**Extracted records**
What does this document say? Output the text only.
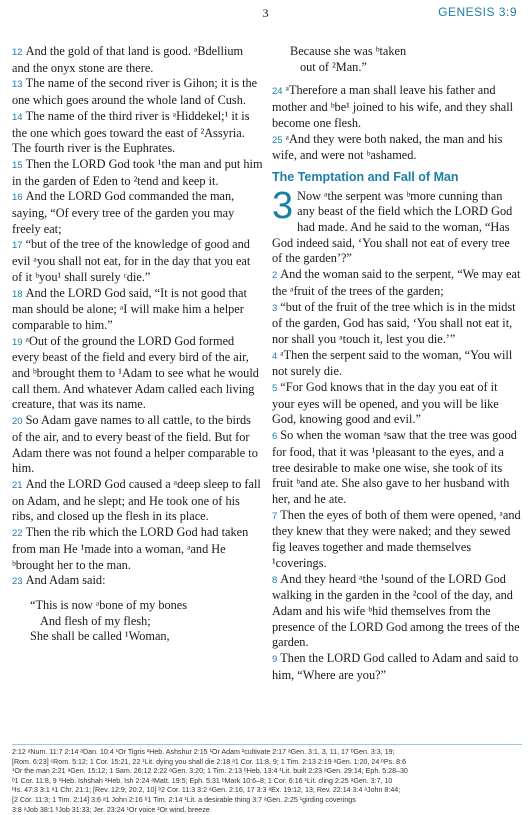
3	GENESIS 3:9

12 And the gold of that land is good. ᵃBdellium and the onyx stone are there.

13 The name of the second river is Gihon; it is the one which goes around the whole land of Cush.

14 The name of the third river is ᵃHiddekel;¹ it is the one which goes toward the east of ²Assyria. The fourth river is the Euphrates.

15 Then the LORD God took ¹the man and put him in the garden of Eden to ²tend and keep it.

16 And the LORD God commanded the man, saying, “Of every tree of the garden you may freely eat;

17 “but of the tree of the knowledge of good and evil ᵃyou shall not eat, for in the day that you eat of it ᵇyou¹ shall surely ᶜdie.”

18 And the LORD God said, “It is not good that man should be alone; ᵃI will make him a helper comparable to him.”

19 ᵃOut of the ground the LORD God formed every beast of the field and every bird of the air, and ᵇbrought them to ¹Adam to see what he would call them. And whatever Adam called each living creature, that was its name.

20 So Adam gave names to all cattle, to the birds of the air, and to every beast of the field. But for Adam there was not found a helper comparable to him.

21 And the LORD God caused a ᵃdeep sleep to fall on Adam, and he slept; and He took one of his ribs, and closed up the flesh in its place.

22 Then the rib which the LORD God had taken from man He ¹made into a woman, ᵃand He ᵇbrought her to the man.

23 And Adam said:

“This is now ᵃbone of my bones
And flesh of my flesh;
She shall be called ¹Woman,
Because she was ᵇtaken
out of ²Man.”

24 ᵃTherefore a man shall leave his father and mother and ᵇbe¹ joined to his wife, and they shall become one flesh.

25 ᵃAnd they were both naked, the man and his wife, and were not ᵇashamed.

The Temptation and Fall of Man

3 Now ᵃthe serpent was ᵇmore cunning than any beast of the field which the LORD God had made. And he said to the woman, “Has God indeed said, ‘You shall not eat of every tree of the garden’?”

2 And the woman said to the serpent, “We may eat the ᵃfruit of the trees of the garden;

3 “but of the fruit of the tree which is in the midst of the garden, God has said, ‘You shall not eat it, nor shall you ᵃtouch it, lest you die.’”

4 ᵃThen the serpent said to the woman, “You will not surely die.

5 “For God knows that in the day you eat of it your eyes will be opened, and you will be like God, knowing good and evil.”

6 So when the woman ᵃsaw that the tree was good for food, that it was ¹pleasant to the eyes, and a tree desirable to make one wise, she took of its fruit ᵇand ate. She also gave to her husband with her, and he ate.

7 Then the eyes of both of them were opened, ᵃand they knew that they were naked; and they sewed fig leaves together and made themselves ¹coverings.

8 And they heard ᵃthe ¹sound of the LORD God walking in the garden in the ²cool of the day, and Adam and his wife ᵇhid themselves from the presence of the LORD God among the trees of the garden.

9 Then the LORD God called to Adam and said to him, “Where are you?”

2:12 ᵃNum. 11:7 2:14 ᵃDan. 10:4 ¹Or Tigris ²Heb. Ashshur 2:15 ¹Or Adam ²cultivate 2:17 ᵃGen. 3:1, 3, 11, 17 ᵇGen. 3:3, 19;

[Rom. 6:23] ᶜRom. 5:12; 1 Cor. 15:21, 22 ¹Lit. dying you shall die 2:18 ᵃ1 Cor. 11:8, 9; 1 Tim. 2:13 2:19 ᵃGen. 1:20, 24 ᵇPs. 8:6

¹Or the man 2:21 ᵃGen. 15:12; 1 Sam. 26:12 2:22 ᵃGen. 3:20; 1 Tim. 2:13 ᵇHeb. 13:4 ¹Lit. built 2:23 ᵃGen. 29:14; Eph. 5:28–30

ᵇ1 Cor. 11:8, 9 ¹Heb. Ishshah ²Heb. Ish 2:24 ᵃMatt. 19:5; Eph. 5:31 ᵇMark 10:6–8; 1 Cor. 6:16 ¹Lit. cling 2:25 ᵃGen. 3:7, 10

ᵇIs. 47:3 3:1 ᵃ1 Chr. 21:1; [Rev. 12:9; 20:2, 10] ᵇ2 Cor. 11:3 3:2 ᵃGen. 2:16, 17 3:3 ᵃEx. 19:12, 13; Rev. 22:14 3:4 ᵃJohn 8:44;

[2 Cor. 11:3; 1 Tim. 2:14] 3:6 ᵃ1 John 2:16 ᵇ1 Tim. 2:14 ¹Lit. a desirable thing 3:7 ᵃGen. 2:25 ¹girding coverings

3:8 ᵃJob 38:1 ᵇJob 31:33; Jer. 23:24 ¹Or voice ²Or wind, breeze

**Your objective**
Leaving out only the pictures, return the material above unchanged.

**Output for this exercise**
What does this document say? Output the text only.
3	GENESIS 3:9

12 And the gold of that land is good. ᵃBdellium and the onyx stone are there.

13 The name of the second river is Gihon; it is the one which goes around the whole land of Cush.

14 The name of the third river is ᵃHiddekel;¹ it is the one which goes toward the east of ²Assyria. The fourth river is the Euphrates.

15 Then the LORD God took ¹the man and put him in the garden of Eden to ²tend and keep it.

16 And the LORD God commanded the man, saying, “Of every tree of the garden you may freely eat;

17 “but of the tree of the knowledge of good and evil ᵃyou shall not eat, for in the day that you eat of it ᵇyou¹ shall surely ᶜdie.”

18 And the LORD God said, “It is not good that man should be alone; ᵃI will make him a helper comparable to him.”

19 ᵃOut of the ground the LORD God formed every beast of the field and every bird of the air, and ᵇbrought them to ¹Adam to see what he would call them. And whatever Adam called each living creature, that was its name.

20 So Adam gave names to all cattle, to the birds of the air, and to every beast of the field. But for Adam there was not found a helper comparable to him.

21 And the LORD God caused a ᵃdeep sleep to fall on Adam, and he slept; and He took one of his ribs, and closed up the flesh in its place.

22 Then the rib which the LORD God had taken from man He ¹made into a woman, ᵃand He ᵇbrought her to the man.

23 And Adam said:

“This is now ᵃbone of my bones
And flesh of my flesh;
She shall be called ¹Woman,
Because she was ᵇtaken
out of ²Man.”

24 ᵃTherefore a man shall leave his father and mother and ᵇbe¹ joined to his wife, and they shall become one flesh.

25 ᵃAnd they were both naked, the man and his wife, and were not ᵇashamed.

The Temptation and Fall of Man

3 Now ᵃthe serpent was ᵇmore cunning than any beast of the field which the LORD God had made. And he said to the woman, “Has God indeed said, ‘You shall not eat of every tree of the garden’?”

2 And the woman said to the serpent, “We may eat the ᵃfruit of the trees of the garden;

3 “but of the fruit of the tree which is in the midst of the garden, God has said, ‘You shall not eat it, nor shall you ᵃtouch it, lest you die.’”

4 ᵃThen the serpent said to the woman, “You will not surely die.

5 “For God knows that in the day you eat of it your eyes will be opened, and you will be like God, knowing good and evil.”

6 So when the woman ᵃsaw that the tree was good for food, that it was ¹pleasant to the eyes, and a tree desirable to make one wise, she took of its fruit ᵇand ate. She also gave to her husband with her, and he ate.

7 Then the eyes of both of them were opened, ᵃand they knew that they were naked; and they sewed fig leaves together and made themselves ¹coverings.

8 And they heard ᵃthe ¹sound of the LORD God walking in the garden in the ²cool of the day, and Adam and his wife ᵇhid themselves from the presence of the LORD God among the trees of the garden.

9 Then the LORD God called to Adam and said to him, “Where are you?”

2:12 ᵃNum. 11:7 2:14 ᵃDan. 10:4 ¹Or Tigris ²Heb. Ashshur 2:15 ¹Or Adam ²cultivate 2:17 ᵃGen. 3:1, 3, 11, 17 ᵇGen. 3:3, 19;

[Rom. 6:23] ᶜRom. 5:12; 1 Cor. 15:21, 22 ¹Lit. dying you shall die 2:18 ᵃ1 Cor. 11:8, 9; 1 Tim. 2:13 2:19 ᵃGen. 1:20, 24 ᵇPs. 8:6

¹Or the man 2:21 ᵃGen. 15:12; 1 Sam. 26:12 2:22 ᵃGen. 3:20; 1 Tim. 2:13 ᵇHeb. 13:4 ¹Lit. built 2:23 ᵃGen. 29:14; Eph. 5:28–30

ᵇ1 Cor. 11:8, 9 ¹Heb. Ishshah ²Heb. Ish 2:24 ᵃMatt. 19:5; Eph. 5:31 ᵇMark 10:6–8; 1 Cor. 6:16 ¹Lit. cling 2:25 ᵃGen. 3:7, 10

ᵇIs. 47:3 3:1 ᵃ1 Chr. 21:1; [Rev. 12:9; 20:2, 10] ᵇ2 Cor. 11:3 3:2 ᵃGen. 2:16, 17 3:3 ᵃEx. 19:12, 13; Rev. 22:14 3:4 ᵃJohn 8:44;

[2 Cor. 11:3; 1 Tim. 2:14] 3:6 ᵃ1 John 2:16 ᵇ1 Tim. 2:14 ¹Lit. a desirable thing 3:7 ᵃGen. 2:25 ¹girding coverings

3:8 ᵃJob 38:1 ᵇJob 31:33; Jer. 23:24 ¹Or voice ²Or wind, breeze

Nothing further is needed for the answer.